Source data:
========

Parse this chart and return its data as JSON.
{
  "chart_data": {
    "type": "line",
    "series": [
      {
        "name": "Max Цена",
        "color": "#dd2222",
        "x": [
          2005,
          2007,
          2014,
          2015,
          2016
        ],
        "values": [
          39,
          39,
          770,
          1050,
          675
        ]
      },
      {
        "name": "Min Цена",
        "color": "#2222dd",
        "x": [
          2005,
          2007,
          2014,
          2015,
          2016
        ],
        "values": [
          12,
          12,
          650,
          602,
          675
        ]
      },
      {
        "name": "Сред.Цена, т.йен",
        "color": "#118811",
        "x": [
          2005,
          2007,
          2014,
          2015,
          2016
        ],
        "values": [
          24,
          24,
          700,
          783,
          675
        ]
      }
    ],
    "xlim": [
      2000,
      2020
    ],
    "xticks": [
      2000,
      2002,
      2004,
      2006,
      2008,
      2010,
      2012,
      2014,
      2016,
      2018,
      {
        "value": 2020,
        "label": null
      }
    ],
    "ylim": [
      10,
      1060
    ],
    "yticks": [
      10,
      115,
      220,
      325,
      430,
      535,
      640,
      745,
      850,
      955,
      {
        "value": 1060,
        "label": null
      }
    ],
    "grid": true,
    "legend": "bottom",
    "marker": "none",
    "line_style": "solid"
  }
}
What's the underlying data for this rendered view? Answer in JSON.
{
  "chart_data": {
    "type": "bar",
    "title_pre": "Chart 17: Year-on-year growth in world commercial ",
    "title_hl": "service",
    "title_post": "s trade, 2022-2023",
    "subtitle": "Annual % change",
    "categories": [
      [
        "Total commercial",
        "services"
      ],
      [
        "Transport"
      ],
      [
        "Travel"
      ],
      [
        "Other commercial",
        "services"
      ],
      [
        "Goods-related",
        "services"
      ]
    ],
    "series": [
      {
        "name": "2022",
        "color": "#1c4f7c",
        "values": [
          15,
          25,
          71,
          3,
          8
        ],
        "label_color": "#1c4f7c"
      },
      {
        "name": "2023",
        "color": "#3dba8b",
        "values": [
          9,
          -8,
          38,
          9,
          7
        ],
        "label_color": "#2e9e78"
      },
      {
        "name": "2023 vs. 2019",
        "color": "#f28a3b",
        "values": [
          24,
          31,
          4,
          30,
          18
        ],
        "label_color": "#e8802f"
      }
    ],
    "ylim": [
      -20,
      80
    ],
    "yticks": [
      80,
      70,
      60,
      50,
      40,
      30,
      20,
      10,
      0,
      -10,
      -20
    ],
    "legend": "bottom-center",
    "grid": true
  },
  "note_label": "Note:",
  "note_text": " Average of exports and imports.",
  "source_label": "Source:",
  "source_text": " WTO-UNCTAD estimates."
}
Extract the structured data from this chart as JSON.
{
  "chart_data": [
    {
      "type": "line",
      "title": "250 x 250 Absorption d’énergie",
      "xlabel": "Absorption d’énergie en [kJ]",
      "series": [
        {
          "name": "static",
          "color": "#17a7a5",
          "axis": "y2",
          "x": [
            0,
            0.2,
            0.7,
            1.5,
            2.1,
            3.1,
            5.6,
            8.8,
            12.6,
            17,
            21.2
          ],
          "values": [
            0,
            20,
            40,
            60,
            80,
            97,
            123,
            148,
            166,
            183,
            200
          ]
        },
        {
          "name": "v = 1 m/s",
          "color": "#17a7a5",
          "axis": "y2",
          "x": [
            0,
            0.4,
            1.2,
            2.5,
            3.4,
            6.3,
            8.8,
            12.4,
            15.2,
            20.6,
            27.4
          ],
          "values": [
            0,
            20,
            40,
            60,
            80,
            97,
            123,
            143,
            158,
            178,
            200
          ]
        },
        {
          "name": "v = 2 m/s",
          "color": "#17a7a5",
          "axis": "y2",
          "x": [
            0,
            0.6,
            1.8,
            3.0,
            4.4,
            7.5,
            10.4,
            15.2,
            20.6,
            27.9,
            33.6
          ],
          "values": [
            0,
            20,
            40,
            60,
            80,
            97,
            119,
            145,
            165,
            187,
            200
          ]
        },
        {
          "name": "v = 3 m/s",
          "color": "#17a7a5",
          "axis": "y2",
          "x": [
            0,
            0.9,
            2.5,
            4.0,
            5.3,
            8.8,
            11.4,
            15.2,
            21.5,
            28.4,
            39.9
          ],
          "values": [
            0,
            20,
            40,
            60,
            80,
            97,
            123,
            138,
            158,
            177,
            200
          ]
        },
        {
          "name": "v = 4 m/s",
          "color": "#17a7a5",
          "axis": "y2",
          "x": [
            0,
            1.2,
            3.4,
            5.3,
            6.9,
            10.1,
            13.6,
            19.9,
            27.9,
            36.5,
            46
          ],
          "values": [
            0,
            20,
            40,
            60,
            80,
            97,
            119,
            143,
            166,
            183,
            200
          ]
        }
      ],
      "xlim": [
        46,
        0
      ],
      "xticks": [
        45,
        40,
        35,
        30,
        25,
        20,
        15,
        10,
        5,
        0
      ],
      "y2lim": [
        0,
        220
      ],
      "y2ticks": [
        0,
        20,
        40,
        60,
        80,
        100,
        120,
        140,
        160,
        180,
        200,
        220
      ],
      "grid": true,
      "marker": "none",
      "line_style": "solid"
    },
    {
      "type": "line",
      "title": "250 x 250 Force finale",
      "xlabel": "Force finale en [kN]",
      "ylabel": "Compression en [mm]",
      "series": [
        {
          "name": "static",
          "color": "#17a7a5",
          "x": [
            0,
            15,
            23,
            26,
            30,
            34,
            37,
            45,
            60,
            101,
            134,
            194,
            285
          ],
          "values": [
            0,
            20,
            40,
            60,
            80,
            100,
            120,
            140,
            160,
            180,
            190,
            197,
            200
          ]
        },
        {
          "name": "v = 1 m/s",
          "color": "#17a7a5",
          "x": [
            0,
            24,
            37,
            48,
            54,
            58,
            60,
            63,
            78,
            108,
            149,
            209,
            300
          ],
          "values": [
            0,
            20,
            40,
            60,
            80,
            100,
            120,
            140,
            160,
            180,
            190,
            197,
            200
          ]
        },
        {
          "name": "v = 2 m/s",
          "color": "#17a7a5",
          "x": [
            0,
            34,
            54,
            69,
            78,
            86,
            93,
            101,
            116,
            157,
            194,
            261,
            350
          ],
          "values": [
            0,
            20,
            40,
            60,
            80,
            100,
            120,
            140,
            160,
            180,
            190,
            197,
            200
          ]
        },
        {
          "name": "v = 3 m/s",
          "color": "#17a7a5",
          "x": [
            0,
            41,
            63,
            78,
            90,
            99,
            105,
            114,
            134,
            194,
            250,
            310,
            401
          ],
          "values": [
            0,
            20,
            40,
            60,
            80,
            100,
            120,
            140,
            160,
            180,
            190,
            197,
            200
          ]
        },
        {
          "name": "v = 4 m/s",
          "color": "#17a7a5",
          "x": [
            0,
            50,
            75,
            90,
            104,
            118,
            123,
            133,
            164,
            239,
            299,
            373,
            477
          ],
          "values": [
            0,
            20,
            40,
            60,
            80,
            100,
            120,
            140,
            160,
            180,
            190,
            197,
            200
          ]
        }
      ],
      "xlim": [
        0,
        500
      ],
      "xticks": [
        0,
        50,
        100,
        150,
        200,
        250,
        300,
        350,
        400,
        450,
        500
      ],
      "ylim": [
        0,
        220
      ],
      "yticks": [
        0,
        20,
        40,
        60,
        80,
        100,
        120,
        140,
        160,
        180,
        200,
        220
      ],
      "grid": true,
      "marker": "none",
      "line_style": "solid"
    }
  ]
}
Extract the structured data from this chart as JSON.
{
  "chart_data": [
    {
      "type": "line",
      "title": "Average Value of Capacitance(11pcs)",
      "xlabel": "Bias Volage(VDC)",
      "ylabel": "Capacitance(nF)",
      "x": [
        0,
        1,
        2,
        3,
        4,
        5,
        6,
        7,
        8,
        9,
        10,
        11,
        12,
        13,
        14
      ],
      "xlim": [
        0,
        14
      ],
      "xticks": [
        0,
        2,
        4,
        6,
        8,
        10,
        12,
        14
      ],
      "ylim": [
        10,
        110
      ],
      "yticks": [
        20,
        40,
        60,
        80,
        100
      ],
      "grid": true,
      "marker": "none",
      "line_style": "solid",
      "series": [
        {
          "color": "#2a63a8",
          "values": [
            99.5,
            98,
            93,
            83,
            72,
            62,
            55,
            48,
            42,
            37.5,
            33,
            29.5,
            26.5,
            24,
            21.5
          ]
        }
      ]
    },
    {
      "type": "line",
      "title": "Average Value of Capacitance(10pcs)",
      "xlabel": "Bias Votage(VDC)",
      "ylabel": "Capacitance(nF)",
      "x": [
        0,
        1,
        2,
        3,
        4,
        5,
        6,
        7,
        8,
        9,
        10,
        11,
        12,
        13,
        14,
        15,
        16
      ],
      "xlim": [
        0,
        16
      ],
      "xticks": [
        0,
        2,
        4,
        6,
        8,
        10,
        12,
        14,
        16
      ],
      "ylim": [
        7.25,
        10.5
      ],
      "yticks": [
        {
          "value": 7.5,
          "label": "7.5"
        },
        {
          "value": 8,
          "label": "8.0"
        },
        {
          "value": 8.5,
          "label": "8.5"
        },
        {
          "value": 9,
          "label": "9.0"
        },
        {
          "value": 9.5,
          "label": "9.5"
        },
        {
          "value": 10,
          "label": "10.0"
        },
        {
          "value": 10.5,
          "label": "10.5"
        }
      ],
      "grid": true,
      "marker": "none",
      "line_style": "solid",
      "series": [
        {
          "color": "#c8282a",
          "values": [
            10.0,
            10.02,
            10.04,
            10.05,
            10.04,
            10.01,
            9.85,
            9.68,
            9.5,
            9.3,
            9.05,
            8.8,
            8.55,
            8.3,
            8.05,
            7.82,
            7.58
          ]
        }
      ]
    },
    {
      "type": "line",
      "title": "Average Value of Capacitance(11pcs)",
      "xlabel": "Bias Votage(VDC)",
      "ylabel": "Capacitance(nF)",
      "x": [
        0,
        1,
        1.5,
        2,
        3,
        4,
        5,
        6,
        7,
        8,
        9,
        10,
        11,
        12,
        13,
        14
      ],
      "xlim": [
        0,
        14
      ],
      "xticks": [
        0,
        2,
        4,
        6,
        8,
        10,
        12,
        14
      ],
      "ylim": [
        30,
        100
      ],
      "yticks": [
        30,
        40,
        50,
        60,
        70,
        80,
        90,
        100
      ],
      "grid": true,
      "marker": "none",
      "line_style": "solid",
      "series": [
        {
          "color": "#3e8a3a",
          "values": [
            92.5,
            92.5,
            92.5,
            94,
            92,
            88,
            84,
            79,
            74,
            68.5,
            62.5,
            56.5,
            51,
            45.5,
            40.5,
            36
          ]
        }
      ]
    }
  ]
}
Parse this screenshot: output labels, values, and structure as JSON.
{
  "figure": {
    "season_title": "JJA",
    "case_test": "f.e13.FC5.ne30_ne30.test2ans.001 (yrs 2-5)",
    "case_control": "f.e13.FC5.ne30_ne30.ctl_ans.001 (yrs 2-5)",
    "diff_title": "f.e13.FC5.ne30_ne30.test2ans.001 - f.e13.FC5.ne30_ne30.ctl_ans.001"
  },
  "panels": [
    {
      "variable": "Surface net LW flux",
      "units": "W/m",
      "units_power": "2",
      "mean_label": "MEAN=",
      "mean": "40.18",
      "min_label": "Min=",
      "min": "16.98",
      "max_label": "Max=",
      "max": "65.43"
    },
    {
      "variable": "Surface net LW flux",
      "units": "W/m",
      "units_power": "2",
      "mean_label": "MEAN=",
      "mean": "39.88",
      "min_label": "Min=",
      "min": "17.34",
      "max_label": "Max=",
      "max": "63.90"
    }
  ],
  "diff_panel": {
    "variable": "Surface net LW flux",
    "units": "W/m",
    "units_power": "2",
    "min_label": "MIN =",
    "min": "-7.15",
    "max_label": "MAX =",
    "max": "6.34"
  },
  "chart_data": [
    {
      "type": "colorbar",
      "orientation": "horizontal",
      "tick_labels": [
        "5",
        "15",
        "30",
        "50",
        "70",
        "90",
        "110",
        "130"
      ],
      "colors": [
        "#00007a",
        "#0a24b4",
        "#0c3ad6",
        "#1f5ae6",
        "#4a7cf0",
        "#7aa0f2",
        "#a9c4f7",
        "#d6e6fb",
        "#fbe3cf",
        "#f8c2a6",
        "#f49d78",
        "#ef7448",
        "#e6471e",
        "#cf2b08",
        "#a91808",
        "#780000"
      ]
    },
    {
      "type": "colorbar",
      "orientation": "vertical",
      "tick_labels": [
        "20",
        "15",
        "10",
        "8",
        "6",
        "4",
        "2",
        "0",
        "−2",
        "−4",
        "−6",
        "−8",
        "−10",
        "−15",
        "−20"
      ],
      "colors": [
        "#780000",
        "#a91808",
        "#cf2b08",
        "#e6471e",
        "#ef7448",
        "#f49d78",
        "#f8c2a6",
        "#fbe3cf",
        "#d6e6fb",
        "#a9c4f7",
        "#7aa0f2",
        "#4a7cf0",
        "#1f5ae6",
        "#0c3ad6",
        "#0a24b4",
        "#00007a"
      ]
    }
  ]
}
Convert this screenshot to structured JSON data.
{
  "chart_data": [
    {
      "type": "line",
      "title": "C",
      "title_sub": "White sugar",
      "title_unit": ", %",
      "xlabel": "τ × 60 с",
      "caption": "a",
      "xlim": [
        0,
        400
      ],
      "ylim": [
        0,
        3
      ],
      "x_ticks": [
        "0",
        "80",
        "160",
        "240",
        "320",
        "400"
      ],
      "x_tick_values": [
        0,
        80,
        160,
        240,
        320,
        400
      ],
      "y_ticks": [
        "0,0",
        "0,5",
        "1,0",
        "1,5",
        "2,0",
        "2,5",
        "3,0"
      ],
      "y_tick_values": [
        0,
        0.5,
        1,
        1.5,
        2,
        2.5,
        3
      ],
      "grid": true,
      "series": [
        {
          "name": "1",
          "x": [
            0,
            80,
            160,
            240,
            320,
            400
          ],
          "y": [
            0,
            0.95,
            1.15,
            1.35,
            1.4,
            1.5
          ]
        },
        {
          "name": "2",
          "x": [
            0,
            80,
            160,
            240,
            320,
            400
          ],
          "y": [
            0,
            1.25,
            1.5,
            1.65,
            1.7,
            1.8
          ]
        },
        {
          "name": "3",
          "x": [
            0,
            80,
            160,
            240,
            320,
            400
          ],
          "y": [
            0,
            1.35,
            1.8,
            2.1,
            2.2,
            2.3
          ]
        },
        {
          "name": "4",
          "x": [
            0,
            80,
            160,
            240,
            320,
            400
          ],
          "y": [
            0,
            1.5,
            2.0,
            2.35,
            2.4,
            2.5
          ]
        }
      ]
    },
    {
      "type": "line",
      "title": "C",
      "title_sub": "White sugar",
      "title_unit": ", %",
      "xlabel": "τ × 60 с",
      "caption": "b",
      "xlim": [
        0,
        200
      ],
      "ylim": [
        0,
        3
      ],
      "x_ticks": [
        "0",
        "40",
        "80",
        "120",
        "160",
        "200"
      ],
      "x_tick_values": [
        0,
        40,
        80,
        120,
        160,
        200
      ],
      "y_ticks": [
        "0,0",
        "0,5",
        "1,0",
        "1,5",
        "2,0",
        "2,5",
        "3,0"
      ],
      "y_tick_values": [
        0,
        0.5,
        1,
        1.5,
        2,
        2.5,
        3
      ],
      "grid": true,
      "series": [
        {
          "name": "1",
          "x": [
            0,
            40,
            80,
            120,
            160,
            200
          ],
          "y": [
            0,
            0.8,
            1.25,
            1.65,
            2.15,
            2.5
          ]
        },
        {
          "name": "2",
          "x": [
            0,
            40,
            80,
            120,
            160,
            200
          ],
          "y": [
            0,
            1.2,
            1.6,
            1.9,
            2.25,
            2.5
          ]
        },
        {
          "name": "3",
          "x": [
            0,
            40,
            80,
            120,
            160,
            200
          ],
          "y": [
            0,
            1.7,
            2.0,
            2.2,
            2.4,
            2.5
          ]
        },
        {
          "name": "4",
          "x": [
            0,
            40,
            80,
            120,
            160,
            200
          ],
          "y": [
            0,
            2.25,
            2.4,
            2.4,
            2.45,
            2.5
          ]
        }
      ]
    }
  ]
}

========

**WHAT IS REQUIRED**
Extract each line holding the string "Force".

**FULL OUTPUT**
      "title": "250 x 250 Force finale",
      "xlabel": "Force finale en [kN]",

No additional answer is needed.